Lines that contain the string "values" are to be copied; leave out all others.

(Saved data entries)
____

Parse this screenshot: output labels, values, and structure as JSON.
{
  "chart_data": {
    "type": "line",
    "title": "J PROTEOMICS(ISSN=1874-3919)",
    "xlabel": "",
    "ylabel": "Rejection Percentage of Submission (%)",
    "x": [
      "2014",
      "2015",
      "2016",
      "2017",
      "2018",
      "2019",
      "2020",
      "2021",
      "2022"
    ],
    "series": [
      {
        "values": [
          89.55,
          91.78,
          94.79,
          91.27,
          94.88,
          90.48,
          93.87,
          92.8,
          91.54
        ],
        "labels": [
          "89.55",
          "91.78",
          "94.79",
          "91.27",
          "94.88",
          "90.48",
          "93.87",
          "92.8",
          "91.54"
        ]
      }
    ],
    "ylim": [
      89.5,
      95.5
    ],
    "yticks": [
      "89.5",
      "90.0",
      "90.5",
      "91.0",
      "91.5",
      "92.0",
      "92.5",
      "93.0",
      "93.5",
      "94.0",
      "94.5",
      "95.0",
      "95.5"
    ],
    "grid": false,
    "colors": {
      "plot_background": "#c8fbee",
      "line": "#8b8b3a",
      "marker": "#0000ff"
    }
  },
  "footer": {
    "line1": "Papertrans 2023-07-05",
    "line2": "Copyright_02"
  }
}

____

**SOLUTION FOR THIS EXERCISE:**
Parse this screenshot: output labels, values, and structure as JSON.
        "values": [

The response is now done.